Available records
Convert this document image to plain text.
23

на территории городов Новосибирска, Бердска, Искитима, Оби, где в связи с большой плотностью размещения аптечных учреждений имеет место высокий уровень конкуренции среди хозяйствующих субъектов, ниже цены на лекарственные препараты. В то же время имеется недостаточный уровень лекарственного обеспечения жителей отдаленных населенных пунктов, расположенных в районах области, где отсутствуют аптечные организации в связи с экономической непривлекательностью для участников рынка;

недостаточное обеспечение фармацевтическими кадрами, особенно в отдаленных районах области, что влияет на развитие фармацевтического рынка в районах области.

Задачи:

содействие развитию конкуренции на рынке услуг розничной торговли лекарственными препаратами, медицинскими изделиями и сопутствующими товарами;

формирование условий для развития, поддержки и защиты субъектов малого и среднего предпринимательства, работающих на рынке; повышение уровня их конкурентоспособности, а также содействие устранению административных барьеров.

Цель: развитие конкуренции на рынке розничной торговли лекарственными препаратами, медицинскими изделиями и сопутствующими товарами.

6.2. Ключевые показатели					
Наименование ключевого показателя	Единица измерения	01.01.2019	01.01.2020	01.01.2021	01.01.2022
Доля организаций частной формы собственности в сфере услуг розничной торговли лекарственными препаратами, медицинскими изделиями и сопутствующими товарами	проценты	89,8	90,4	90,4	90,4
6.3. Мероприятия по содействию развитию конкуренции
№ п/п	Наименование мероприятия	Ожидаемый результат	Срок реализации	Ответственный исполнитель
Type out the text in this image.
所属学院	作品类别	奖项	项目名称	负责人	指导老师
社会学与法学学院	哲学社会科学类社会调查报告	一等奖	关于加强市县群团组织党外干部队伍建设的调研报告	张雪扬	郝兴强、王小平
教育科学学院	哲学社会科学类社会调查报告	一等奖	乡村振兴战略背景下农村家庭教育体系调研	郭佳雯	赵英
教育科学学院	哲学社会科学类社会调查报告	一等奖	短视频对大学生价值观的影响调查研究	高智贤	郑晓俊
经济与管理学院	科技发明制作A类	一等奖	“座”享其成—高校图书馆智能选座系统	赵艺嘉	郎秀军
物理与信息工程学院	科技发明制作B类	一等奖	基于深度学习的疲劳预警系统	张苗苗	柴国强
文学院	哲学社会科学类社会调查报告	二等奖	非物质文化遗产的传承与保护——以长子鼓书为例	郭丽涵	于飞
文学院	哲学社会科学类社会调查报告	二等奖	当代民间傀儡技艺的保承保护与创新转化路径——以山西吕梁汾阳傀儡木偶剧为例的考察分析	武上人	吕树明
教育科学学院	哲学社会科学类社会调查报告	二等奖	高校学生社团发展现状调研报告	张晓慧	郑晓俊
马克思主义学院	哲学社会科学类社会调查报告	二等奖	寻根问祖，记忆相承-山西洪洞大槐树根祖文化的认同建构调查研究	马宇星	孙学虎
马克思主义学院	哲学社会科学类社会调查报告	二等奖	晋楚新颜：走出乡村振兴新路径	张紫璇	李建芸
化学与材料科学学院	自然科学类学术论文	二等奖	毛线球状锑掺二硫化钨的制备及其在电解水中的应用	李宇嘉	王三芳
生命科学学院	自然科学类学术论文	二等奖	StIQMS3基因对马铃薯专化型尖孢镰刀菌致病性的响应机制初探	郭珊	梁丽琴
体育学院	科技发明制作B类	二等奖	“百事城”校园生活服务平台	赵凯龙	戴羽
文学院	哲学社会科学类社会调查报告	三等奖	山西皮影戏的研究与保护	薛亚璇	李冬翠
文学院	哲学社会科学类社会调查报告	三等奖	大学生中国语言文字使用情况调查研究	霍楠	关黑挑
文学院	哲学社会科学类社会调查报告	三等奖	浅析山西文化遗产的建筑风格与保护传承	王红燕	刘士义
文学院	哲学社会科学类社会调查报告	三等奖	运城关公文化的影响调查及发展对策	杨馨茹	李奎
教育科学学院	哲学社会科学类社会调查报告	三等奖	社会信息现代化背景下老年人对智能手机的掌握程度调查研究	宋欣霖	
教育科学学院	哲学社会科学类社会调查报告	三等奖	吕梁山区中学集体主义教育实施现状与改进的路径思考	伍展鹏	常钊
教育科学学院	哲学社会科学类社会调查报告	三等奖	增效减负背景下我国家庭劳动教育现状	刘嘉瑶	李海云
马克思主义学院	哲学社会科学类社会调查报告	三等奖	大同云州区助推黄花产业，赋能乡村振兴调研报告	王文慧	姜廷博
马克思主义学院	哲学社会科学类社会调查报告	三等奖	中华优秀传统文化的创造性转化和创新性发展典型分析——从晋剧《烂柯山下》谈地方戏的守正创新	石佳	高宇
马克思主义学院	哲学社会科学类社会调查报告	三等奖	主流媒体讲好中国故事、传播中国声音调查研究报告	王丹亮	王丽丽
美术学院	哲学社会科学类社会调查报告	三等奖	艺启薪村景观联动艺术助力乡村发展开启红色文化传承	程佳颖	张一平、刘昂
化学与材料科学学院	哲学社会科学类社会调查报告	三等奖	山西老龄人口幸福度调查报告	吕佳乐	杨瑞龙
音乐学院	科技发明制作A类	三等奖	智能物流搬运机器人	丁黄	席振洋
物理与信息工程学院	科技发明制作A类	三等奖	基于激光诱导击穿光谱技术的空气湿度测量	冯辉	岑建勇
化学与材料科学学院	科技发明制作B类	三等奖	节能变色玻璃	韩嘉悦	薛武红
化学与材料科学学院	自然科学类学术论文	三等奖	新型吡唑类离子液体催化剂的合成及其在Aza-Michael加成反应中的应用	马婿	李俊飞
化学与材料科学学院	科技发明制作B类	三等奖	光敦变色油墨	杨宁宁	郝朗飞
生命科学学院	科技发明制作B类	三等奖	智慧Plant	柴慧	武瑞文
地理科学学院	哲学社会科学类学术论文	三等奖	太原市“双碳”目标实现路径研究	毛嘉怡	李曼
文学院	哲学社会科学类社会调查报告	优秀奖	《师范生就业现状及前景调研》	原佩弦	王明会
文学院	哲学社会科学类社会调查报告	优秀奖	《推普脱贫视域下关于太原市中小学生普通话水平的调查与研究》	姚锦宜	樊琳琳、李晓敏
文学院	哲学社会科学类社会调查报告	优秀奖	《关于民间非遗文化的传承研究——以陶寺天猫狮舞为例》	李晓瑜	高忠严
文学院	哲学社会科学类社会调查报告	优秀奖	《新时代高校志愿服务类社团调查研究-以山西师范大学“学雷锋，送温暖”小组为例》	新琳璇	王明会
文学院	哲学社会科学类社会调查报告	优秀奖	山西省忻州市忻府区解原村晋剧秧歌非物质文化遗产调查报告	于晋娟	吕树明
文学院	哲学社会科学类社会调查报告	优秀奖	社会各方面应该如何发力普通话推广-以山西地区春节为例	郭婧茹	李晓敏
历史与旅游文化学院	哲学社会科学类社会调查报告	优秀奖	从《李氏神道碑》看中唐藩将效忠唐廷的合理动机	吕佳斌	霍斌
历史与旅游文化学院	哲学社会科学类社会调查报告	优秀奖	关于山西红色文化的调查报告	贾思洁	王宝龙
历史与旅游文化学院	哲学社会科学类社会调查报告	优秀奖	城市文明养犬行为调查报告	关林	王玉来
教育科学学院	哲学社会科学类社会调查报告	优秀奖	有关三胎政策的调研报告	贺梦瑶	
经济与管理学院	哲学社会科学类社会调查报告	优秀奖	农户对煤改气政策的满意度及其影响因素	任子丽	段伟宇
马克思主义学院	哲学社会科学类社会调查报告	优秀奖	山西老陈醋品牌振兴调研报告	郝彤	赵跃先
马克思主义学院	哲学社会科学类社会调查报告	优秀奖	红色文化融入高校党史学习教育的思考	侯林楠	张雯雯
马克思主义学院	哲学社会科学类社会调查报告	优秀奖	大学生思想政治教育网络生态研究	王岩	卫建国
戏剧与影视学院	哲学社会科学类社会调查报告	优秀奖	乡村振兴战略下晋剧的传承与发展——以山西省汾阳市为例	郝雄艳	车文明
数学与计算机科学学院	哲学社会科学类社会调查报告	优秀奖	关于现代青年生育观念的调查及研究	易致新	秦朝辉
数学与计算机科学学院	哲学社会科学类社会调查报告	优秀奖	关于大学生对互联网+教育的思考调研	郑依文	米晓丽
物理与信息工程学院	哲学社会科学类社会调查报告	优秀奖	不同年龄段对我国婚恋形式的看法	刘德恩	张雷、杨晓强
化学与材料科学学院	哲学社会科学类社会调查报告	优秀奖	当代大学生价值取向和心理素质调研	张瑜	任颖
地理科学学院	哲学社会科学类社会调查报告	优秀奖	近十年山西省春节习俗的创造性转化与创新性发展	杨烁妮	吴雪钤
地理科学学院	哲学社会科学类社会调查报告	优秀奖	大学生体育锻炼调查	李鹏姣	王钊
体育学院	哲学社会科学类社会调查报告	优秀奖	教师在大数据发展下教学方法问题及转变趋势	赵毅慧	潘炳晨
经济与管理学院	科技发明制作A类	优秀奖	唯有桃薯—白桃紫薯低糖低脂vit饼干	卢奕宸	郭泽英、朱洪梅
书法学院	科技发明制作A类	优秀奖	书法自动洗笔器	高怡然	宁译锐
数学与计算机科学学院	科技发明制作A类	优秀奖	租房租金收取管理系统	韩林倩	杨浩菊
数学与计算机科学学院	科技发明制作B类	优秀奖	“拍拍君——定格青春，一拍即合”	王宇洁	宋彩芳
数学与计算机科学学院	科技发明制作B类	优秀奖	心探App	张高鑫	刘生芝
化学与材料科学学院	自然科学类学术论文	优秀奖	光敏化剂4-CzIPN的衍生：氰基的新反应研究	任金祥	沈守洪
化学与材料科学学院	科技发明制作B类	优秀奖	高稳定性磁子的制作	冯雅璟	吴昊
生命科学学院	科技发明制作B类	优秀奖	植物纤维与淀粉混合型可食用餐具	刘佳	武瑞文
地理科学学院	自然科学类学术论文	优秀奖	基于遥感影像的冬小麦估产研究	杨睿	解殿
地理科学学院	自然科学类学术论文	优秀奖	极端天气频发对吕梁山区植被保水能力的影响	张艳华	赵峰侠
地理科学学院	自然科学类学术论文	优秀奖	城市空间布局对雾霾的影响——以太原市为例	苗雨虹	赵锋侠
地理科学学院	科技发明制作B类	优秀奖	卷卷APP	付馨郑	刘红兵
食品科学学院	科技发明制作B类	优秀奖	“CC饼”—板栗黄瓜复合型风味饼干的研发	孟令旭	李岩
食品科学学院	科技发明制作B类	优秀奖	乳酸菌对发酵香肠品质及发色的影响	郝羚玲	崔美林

Requirements
Locate the lines above that contain "изделиями" and copy them.

Answer to the exercise
содействие развитию конкуренции на рынке услуг розничной торговли лекарственными препаратами, медицинскими изделиями и сопутствующими товарами;
Цель: развитие конкуренции на рынке розничной торговли лекарственными препаратами, медицинскими изделиями и сопутствующими товарами.
Доля организаций частной формы собственности в сфере услуг розничной торговли лекарственными препаратами, медицинскими изделиями и сопутствующими товарами	проценты	89,8	90,4	90,4	90,4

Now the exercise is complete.